From the records below, copy every line that contains the word "mention".

--- START ---

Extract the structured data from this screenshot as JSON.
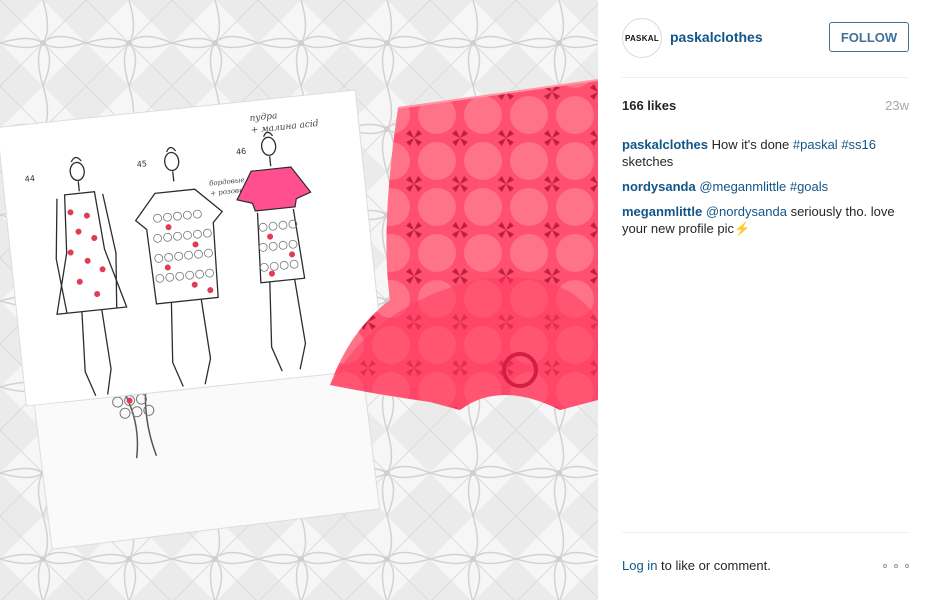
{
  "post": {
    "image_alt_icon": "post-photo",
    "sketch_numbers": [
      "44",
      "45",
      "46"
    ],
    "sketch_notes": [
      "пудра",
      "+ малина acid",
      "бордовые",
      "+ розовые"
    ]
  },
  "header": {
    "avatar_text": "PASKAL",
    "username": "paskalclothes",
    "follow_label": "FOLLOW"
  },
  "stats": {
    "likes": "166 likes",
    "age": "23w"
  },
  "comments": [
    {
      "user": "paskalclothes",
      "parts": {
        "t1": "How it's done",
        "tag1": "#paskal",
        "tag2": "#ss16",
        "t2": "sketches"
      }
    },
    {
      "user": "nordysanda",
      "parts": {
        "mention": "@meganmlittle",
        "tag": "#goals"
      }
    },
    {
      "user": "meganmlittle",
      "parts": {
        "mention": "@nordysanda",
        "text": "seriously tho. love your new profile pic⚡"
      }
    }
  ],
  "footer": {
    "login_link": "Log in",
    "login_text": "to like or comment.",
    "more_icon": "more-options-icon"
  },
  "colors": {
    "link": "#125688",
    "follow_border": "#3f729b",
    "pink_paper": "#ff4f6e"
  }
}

--- END ---

* **SOLVED EXERCISE**
        "mention": "@meganmlittle",
        "mention": "@nordysanda",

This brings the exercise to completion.